**Data to process:**
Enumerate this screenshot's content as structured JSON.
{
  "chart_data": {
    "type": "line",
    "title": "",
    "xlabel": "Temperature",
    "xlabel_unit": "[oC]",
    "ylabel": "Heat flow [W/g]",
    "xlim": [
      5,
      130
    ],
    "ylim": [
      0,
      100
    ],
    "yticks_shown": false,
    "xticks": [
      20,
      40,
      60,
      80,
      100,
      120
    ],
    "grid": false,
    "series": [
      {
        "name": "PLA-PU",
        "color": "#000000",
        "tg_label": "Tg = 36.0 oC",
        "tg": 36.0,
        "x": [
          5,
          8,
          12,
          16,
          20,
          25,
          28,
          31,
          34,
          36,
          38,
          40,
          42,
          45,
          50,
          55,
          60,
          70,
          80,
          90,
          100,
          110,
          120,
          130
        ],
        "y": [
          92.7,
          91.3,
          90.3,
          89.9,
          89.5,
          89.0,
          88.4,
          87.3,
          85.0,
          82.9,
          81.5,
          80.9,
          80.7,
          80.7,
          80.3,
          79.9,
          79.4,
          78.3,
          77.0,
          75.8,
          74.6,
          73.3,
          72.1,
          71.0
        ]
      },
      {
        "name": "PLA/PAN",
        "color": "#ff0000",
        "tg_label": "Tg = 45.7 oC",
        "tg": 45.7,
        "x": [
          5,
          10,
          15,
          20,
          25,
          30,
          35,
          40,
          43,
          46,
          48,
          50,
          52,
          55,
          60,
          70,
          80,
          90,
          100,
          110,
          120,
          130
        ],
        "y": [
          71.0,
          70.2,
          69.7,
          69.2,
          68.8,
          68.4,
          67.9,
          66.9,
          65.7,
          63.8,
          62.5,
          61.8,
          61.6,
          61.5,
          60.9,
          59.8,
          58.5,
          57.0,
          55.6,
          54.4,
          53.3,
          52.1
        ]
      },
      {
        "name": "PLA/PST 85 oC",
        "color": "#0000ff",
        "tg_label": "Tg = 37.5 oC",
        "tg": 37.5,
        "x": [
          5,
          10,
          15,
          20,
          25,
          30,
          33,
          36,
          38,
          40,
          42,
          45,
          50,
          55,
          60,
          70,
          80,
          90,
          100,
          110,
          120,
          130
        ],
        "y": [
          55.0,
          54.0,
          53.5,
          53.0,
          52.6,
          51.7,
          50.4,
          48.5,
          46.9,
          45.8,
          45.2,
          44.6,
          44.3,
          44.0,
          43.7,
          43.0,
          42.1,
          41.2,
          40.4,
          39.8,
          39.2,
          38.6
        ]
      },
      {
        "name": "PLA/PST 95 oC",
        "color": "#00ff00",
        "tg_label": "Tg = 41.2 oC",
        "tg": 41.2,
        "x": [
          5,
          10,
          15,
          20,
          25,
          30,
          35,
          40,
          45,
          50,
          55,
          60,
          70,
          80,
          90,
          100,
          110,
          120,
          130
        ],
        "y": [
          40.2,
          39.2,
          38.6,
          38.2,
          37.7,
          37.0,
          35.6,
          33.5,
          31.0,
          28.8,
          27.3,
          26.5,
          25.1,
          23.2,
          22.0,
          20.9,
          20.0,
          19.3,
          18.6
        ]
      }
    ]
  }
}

**What the exercise asks:** Go through the material above line by line and copy it exactly.

**Response to this task:**
Enumerate this screenshot's content as structured JSON.
{
  "chart_data": {
    "type": "line",
    "title": "",
    "xlabel": "Temperature",
    "xlabel_unit": "[oC]",
    "ylabel": "Heat flow [W/g]",
    "xlim": [
      5,
      130
    ],
    "ylim": [
      0,
      100
    ],
    "yticks_shown": false,
    "xticks": [
      20,
      40,
      60,
      80,
      100,
      120
    ],
    "grid": false,
    "series": [
      {
        "name": "PLA-PU",
        "color": "#000000",
        "tg_label": "Tg = 36.0 oC",
        "tg": 36.0,
        "x": [
          5,
          8,
          12,
          16,
          20,
          25,
          28,
          31,
          34,
          36,
          38,
          40,
          42,
          45,
          50,
          55,
          60,
          70,
          80,
          90,
          100,
          110,
          120,
          130
        ],
        "y": [
          92.7,
          91.3,
          90.3,
          89.9,
          89.5,
          89.0,
          88.4,
          87.3,
          85.0,
          82.9,
          81.5,
          80.9,
          80.7,
          80.7,
          80.3,
          79.9,
          79.4,
          78.3,
          77.0,
          75.8,
          74.6,
          73.3,
          72.1,
          71.0
        ]
      },
      {
        "name": "PLA/PAN",
        "color": "#ff0000",
        "tg_label": "Tg = 45.7 oC",
        "tg": 45.7,
        "x": [
          5,
          10,
          15,
          20,
          25,
          30,
          35,
          40,
          43,
          46,
          48,
          50,
          52,
          55,
          60,
          70,
          80,
          90,
          100,
          110,
          120,
          130
        ],
        "y": [
          71.0,
          70.2,
          69.7,
          69.2,
          68.8,
          68.4,
          67.9,
          66.9,
          65.7,
          63.8,
          62.5,
          61.8,
          61.6,
          61.5,
          60.9,
          59.8,
          58.5,
          57.0,
          55.6,
          54.4,
          53.3,
          52.1
        ]
      },
      {
        "name": "PLA/PST 85 oC",
        "color": "#0000ff",
        "tg_label": "Tg = 37.5 oC",
        "tg": 37.5,
        "x": [
          5,
          10,
          15,
          20,
          25,
          30,
          33,
          36,
          38,
          40,
          42,
          45,
          50,
          55,
          60,
          70,
          80,
          90,
          100,
          110,
          120,
          130
        ],
        "y": [
          55.0,
          54.0,
          53.5,
          53.0,
          52.6,
          51.7,
          50.4,
          48.5,
          46.9,
          45.8,
          45.2,
          44.6,
          44.3,
          44.0,
          43.7,
          43.0,
          42.1,
          41.2,
          40.4,
          39.8,
          39.2,
          38.6
        ]
      },
      {
        "name": "PLA/PST 95 oC",
        "color": "#00ff00",
        "tg_label": "Tg = 41.2 oC",
        "tg": 41.2,
        "x": [
          5,
          10,
          15,
          20,
          25,
          30,
          35,
          40,
          45,
          50,
          55,
          60,
          70,
          80,
          90,
          100,
          110,
          120,
          130
        ],
        "y": [
          40.2,
          39.2,
          38.6,
          38.2,
          37.7,
          37.0,
          35.6,
          33.5,
          31.0,
          28.8,
          27.3,
          26.5,
          25.1,
          23.2,
          22.0,
          20.9,
          20.0,
          19.3,
          18.6
        ]
      }
    ]
  }
}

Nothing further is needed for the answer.